◆ Given instruction: Determine which lines contain the word "number", then copy those lines.

◆ Material shown:
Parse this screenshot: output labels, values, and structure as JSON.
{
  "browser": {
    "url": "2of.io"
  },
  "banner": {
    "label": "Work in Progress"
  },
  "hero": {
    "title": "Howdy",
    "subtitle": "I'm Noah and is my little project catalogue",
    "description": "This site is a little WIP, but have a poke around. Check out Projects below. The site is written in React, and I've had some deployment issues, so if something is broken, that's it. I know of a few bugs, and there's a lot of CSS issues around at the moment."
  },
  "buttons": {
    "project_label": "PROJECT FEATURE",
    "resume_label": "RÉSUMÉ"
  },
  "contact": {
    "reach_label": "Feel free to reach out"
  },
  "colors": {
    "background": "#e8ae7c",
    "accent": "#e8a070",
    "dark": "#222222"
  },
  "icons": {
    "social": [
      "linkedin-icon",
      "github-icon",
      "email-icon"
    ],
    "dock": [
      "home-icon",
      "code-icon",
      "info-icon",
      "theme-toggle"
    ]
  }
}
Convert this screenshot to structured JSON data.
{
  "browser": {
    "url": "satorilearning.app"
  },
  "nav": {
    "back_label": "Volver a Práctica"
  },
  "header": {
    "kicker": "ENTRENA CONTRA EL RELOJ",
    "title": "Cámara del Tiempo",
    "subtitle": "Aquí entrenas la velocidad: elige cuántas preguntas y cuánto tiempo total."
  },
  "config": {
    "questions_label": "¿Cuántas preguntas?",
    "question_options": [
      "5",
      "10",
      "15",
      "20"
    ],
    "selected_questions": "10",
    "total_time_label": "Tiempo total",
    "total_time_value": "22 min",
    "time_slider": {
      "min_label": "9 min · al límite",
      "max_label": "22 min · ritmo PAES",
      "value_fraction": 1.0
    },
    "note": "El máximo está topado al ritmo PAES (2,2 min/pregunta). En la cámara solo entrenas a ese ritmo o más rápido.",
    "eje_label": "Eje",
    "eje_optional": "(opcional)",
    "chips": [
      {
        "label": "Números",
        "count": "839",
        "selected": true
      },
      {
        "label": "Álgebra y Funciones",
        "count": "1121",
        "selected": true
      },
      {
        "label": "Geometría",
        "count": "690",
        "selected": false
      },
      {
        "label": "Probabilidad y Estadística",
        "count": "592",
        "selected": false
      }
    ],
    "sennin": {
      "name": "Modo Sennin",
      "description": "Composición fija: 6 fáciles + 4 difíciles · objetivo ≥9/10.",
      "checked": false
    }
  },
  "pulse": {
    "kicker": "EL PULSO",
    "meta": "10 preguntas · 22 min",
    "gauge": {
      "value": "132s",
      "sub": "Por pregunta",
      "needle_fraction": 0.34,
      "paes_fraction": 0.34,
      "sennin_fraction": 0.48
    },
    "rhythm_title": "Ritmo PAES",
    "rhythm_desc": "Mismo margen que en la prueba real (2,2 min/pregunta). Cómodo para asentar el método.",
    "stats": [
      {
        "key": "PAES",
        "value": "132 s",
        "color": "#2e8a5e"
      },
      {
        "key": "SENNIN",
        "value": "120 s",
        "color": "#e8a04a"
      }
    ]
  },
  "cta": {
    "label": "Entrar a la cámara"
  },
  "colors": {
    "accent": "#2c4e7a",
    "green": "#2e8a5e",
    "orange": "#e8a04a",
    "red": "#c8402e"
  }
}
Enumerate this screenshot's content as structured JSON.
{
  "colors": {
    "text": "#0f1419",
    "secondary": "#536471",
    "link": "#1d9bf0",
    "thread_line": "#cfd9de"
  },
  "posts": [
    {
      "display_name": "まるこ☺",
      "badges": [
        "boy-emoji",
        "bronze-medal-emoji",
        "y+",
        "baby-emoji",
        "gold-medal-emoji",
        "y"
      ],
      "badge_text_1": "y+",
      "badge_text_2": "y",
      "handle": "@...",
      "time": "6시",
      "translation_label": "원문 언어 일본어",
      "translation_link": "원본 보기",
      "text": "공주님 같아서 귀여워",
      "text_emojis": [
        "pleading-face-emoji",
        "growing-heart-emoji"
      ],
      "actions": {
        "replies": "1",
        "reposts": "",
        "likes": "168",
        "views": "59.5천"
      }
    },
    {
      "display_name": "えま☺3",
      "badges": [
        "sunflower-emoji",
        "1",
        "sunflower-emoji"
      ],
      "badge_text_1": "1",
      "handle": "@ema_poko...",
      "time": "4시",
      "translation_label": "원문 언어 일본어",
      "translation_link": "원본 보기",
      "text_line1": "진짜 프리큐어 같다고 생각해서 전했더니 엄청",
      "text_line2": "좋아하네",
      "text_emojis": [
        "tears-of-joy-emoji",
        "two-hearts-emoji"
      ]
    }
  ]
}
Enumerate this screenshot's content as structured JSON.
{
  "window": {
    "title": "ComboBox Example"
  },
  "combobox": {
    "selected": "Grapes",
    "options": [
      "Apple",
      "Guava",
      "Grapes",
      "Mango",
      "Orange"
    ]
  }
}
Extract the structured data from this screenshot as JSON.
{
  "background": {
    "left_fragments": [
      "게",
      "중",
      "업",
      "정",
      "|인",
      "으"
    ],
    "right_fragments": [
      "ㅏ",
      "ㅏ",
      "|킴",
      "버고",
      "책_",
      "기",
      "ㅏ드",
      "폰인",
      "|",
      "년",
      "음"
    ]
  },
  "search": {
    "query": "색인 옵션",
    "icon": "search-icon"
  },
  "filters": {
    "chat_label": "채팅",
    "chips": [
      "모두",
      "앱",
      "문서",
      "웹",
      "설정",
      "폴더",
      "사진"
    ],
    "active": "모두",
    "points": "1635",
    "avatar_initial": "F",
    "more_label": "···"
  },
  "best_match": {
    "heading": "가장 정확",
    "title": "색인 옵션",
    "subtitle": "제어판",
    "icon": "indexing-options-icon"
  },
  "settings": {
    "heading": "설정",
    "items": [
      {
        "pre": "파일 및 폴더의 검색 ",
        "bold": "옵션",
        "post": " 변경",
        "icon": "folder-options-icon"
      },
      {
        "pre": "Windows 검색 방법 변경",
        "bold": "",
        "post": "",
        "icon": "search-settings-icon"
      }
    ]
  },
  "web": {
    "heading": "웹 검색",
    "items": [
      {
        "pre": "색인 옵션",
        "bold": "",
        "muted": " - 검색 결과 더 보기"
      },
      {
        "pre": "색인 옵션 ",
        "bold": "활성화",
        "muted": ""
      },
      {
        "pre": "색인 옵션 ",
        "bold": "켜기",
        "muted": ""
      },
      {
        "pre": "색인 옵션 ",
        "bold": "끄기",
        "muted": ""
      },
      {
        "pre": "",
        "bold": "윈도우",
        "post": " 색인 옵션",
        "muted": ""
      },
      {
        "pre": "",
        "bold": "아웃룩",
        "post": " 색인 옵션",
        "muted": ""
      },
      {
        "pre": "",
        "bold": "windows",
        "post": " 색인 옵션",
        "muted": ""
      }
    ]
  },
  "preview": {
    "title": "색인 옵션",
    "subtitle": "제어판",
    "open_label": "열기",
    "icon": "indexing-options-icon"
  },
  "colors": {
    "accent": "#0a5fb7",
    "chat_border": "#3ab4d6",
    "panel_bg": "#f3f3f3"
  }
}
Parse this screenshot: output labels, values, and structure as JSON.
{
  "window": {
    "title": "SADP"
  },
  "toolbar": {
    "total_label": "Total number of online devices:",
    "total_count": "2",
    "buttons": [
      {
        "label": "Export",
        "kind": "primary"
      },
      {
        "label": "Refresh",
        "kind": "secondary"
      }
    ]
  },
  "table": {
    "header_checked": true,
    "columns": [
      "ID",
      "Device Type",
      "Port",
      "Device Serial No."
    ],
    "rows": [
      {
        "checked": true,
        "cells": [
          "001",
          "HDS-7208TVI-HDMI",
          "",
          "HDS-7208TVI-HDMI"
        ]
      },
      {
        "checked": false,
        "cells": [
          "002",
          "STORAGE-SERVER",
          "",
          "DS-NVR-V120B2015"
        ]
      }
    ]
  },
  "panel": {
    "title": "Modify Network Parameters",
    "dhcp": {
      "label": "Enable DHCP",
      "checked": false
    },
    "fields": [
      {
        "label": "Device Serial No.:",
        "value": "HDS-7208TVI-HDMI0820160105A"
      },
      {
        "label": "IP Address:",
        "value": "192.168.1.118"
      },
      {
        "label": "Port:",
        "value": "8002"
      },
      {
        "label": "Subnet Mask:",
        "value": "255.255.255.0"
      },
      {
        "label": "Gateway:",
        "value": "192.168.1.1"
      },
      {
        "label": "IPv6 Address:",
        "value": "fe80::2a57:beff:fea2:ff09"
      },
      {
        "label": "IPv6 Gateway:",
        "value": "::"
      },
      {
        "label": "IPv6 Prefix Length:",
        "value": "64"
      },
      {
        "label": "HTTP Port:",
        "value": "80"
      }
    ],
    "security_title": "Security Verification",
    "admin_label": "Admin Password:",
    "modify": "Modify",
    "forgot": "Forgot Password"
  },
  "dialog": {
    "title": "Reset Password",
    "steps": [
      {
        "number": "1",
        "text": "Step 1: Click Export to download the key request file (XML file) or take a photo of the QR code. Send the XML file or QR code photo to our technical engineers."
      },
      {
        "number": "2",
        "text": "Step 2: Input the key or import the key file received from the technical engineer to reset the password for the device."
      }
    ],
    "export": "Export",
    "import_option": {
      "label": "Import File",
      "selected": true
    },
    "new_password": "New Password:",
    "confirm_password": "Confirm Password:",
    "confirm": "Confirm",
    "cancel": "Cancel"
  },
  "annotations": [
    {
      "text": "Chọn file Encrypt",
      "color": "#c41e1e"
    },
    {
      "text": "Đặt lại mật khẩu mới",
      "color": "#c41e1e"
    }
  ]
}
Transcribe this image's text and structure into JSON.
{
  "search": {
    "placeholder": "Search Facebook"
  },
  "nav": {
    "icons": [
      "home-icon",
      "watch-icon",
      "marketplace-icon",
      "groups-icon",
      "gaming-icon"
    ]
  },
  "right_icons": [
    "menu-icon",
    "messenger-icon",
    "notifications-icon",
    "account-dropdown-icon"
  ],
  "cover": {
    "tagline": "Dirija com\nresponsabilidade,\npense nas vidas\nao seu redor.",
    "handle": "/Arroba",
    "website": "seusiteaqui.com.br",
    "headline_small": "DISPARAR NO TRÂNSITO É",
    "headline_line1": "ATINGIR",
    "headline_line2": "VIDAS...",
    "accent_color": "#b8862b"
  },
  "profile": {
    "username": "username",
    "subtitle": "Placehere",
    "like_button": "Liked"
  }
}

◆ Task response:
    "total_label": "Total number of online devices:",
        "number": "1",
        "number": "2",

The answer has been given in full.